>> START Given entries
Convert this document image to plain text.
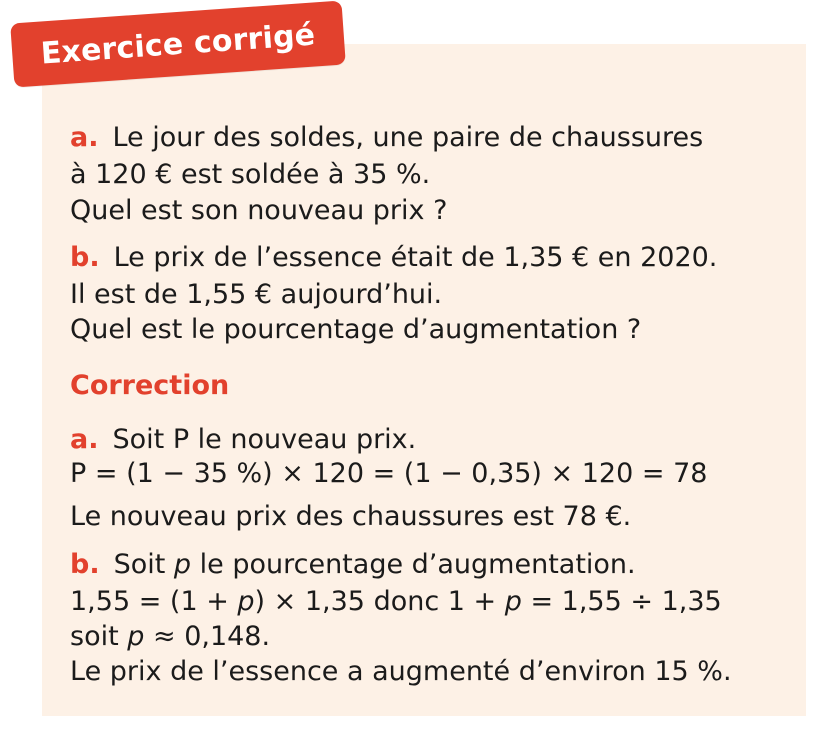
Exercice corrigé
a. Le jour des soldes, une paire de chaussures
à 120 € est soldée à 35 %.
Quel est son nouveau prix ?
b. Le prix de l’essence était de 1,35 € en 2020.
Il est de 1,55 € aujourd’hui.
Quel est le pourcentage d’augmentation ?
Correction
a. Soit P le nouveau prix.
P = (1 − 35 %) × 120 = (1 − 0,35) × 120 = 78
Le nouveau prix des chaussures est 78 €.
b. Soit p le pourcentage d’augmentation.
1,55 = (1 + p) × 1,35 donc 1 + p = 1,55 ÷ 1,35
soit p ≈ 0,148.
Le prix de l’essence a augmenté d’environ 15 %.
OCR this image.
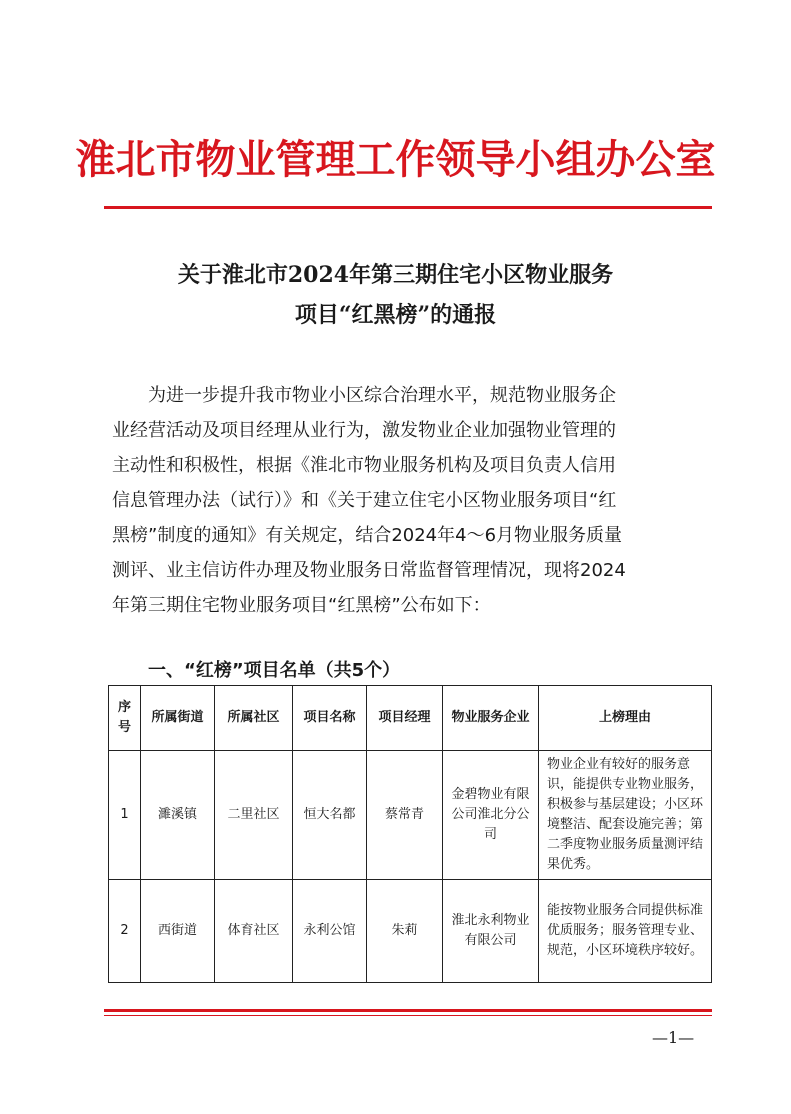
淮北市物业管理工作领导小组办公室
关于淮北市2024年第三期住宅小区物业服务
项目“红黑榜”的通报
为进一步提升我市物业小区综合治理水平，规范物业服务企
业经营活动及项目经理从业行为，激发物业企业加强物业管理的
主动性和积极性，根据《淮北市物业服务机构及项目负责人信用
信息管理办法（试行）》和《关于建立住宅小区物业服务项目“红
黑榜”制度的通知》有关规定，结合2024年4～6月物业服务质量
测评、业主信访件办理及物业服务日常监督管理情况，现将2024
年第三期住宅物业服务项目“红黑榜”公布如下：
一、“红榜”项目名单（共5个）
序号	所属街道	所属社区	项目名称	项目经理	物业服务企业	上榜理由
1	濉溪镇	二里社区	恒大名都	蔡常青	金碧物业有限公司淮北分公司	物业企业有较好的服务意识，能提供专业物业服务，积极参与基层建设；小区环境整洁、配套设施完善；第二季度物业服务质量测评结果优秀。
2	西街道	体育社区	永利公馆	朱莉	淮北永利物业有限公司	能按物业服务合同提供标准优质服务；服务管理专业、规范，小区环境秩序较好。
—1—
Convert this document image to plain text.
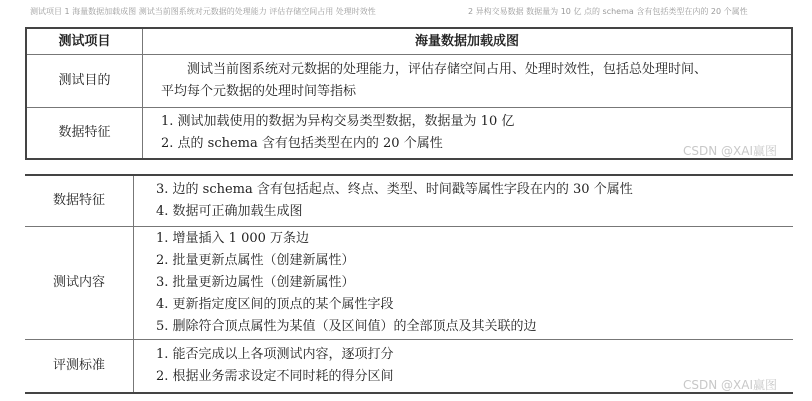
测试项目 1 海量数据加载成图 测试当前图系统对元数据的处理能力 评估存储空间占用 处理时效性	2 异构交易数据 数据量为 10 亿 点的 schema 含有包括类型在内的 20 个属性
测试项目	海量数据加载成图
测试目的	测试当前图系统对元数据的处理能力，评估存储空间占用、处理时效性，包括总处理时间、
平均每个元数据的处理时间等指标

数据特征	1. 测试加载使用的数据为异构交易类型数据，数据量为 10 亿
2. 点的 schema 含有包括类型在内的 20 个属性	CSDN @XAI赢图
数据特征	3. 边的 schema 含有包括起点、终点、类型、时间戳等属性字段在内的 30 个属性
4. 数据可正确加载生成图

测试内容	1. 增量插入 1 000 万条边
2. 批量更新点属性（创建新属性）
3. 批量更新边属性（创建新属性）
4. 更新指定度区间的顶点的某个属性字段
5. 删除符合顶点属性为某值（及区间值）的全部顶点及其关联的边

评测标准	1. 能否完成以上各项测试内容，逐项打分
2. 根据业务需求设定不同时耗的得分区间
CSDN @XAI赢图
>> END Given entries
• _Instructions for the task_:
Copy the records word for word, leaving no picture in the copy.

• _Final answer_:
Convert this document image to plain text.
Exercice corrigé
a. Le jour des soldes, une paire de chaussures
à 120 € est soldée à 35 %.
Quel est son nouveau prix ?
b. Le prix de l’essence était de 1,35 € en 2020.
Il est de 1,55 € aujourd’hui.
Quel est le pourcentage d’augmentation ?
Correction
a. Soit P le nouveau prix.
P = (1 − 35 %) × 120 = (1 − 0,35) × 120 = 78
Le nouveau prix des chaussures est 78 €.
b. Soit p le pourcentage d’augmentation.
1,55 = (1 + p) × 1,35 donc 1 + p = 1,55 ÷ 1,35
soit p ≈ 0,148.
Le prix de l’essence a augmenté d’environ 15 %.
OCR this image.
淮北市物业管理工作领导小组办公室
关于淮北市2024年第三期住宅小区物业服务
项目“红黑榜”的通报
为进一步提升我市物业小区综合治理水平，规范物业服务企
业经营活动及项目经理从业行为，激发物业企业加强物业管理的
主动性和积极性，根据《淮北市物业服务机构及项目负责人信用
信息管理办法（试行）》和《关于建立住宅小区物业服务项目“红
黑榜”制度的通知》有关规定，结合2024年4～6月物业服务质量
测评、业主信访件办理及物业服务日常监督管理情况，现将2024
年第三期住宅物业服务项目“红黑榜”公布如下：
一、“红榜”项目名单（共5个）
序号	所属街道	所属社区	项目名称	项目经理	物业服务企业	上榜理由
1	濉溪镇	二里社区	恒大名都	蔡常青	金碧物业有限公司淮北分公司	物业企业有较好的服务意识，能提供专业物业服务，积极参与基层建设；小区环境整洁、配套设施完善；第二季度物业服务质量测评结果优秀。
2	西街道	体育社区	永利公馆	朱莉	淮北永利物业有限公司	能按物业服务合同提供标准优质服务；服务管理专业、规范，小区环境秩序较好。
—1—
Convert this document image to plain text.
测试项目 1 海量数据加载成图 测试当前图系统对元数据的处理能力 评估存储空间占用 处理时效性	2 异构交易数据 数据量为 10 亿 点的 schema 含有包括类型在内的 20 个属性
测试项目	海量数据加载成图
测试目的	测试当前图系统对元数据的处理能力，评估存储空间占用、处理时效性，包括总处理时间、
平均每个元数据的处理时间等指标

数据特征	1. 测试加载使用的数据为异构交易类型数据，数据量为 10 亿
2. 点的 schema 含有包括类型在内的 20 个属性	CSDN @XAI赢图
数据特征	3. 边的 schema 含有包括起点、终点、类型、时间戳等属性字段在内的 30 个属性
4. 数据可正确加载生成图

测试内容	1. 增量插入 1 000 万条边
2. 批量更新点属性（创建新属性）
3. 批量更新边属性（创建新属性）
4. 更新指定度区间的顶点的某个属性字段
5. 删除符合顶点属性为某值（及区间值）的全部顶点及其关联的边

评测标准	1. 能否完成以上各项测试内容，逐项打分
2. 根据业务需求设定不同时耗的得分区间
CSDN @XAI赢图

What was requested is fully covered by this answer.